> _Material_
####################
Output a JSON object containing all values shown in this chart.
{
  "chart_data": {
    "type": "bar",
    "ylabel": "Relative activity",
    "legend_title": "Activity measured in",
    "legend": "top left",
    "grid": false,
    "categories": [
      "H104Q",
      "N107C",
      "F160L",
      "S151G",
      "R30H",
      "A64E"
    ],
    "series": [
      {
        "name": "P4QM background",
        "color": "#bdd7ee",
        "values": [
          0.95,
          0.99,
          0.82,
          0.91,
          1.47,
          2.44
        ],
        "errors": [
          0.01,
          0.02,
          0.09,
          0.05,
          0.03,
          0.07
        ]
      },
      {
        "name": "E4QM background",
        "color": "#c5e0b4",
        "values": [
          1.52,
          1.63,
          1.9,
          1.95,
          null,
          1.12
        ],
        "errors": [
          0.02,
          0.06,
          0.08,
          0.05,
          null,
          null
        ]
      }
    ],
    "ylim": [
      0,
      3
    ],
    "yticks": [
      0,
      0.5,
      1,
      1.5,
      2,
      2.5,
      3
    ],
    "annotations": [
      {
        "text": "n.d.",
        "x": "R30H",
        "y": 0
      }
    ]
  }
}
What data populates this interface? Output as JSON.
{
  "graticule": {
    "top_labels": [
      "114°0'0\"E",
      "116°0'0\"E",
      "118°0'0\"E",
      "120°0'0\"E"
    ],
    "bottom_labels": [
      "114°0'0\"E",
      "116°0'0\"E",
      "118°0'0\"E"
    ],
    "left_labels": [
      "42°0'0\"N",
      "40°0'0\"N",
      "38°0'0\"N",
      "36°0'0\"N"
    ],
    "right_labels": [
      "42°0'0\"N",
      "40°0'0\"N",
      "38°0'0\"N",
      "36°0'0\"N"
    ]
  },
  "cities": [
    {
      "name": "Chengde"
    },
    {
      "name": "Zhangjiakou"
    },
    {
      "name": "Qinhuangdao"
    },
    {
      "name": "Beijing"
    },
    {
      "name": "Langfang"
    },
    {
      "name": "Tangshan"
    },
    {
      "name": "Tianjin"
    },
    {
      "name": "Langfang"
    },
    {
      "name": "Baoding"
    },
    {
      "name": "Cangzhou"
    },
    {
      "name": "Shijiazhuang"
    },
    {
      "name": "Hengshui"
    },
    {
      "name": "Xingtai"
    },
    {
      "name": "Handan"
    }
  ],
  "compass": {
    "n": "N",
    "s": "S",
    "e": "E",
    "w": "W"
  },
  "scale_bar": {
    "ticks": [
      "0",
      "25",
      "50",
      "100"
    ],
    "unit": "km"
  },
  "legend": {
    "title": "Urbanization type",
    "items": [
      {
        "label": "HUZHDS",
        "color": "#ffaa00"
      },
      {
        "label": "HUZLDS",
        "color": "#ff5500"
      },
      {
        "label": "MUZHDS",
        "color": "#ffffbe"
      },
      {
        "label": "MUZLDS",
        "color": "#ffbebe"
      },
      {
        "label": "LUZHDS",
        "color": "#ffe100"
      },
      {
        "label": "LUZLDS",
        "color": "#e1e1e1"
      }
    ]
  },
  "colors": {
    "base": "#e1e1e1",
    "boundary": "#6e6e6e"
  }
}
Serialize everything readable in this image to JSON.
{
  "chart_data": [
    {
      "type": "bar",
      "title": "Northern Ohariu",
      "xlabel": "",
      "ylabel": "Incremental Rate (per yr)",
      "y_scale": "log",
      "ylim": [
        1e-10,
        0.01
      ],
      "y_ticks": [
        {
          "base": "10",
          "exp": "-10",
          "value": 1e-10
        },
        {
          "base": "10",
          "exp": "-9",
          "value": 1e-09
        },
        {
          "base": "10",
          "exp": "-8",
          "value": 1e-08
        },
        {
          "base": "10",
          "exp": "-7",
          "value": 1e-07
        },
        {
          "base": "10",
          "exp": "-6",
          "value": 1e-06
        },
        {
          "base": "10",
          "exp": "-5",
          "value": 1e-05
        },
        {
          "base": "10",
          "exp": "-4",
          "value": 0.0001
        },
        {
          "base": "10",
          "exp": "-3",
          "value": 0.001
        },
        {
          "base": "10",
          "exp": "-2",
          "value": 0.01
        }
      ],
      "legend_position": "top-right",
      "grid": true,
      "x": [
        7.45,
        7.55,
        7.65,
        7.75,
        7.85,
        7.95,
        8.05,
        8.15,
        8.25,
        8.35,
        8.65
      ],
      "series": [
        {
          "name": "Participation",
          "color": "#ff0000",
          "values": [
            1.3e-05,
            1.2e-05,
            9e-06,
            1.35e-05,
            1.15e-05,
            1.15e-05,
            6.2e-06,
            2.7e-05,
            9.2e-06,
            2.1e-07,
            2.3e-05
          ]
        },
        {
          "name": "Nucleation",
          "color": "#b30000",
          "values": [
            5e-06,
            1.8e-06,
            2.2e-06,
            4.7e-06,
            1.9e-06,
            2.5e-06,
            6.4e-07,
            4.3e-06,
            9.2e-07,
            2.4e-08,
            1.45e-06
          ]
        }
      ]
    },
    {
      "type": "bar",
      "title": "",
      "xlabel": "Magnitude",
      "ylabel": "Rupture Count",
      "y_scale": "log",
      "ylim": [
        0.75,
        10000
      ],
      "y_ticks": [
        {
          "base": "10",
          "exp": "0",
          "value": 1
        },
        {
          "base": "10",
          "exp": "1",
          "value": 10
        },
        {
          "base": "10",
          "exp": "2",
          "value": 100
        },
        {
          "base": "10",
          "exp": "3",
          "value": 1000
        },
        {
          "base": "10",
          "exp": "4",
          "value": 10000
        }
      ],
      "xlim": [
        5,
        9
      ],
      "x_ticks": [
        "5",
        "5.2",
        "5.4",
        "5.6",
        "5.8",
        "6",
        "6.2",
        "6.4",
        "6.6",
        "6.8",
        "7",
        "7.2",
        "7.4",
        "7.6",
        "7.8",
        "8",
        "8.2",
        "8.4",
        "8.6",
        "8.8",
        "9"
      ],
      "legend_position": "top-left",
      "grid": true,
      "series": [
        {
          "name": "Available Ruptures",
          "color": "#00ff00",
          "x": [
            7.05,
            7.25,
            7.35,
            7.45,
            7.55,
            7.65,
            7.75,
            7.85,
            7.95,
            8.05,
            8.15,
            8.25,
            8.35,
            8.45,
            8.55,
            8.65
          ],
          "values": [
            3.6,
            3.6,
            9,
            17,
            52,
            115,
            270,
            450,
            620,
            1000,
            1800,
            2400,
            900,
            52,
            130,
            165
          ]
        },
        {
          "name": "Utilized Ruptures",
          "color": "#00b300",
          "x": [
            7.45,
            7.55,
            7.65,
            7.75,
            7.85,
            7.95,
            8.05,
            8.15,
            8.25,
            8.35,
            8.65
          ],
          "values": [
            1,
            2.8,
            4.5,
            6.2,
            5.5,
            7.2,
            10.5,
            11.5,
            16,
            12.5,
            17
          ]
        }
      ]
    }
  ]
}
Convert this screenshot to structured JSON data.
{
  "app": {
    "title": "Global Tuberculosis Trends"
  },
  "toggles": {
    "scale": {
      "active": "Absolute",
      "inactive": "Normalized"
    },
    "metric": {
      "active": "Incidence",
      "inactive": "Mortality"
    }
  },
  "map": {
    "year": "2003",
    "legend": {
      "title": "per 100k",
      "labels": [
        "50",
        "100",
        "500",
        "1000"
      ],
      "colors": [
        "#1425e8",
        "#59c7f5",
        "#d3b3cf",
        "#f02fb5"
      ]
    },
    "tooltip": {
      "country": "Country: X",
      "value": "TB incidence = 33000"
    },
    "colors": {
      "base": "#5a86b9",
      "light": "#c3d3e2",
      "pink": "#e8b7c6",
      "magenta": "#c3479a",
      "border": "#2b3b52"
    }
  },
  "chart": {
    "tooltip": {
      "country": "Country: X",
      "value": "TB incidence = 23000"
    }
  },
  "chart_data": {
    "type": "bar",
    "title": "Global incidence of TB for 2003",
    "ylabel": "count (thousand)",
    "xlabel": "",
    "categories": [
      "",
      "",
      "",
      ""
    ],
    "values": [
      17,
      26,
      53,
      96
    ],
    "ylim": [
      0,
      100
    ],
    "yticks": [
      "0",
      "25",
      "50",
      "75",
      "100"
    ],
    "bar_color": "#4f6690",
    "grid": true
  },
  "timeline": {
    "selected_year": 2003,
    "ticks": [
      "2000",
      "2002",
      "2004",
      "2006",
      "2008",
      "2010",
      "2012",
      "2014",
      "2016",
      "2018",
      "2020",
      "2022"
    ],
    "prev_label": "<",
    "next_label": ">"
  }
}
####################
> _What to produce_
Tally the lines of the records holding the word "JSON", then state only the tally.

> _Solution to this problem_
4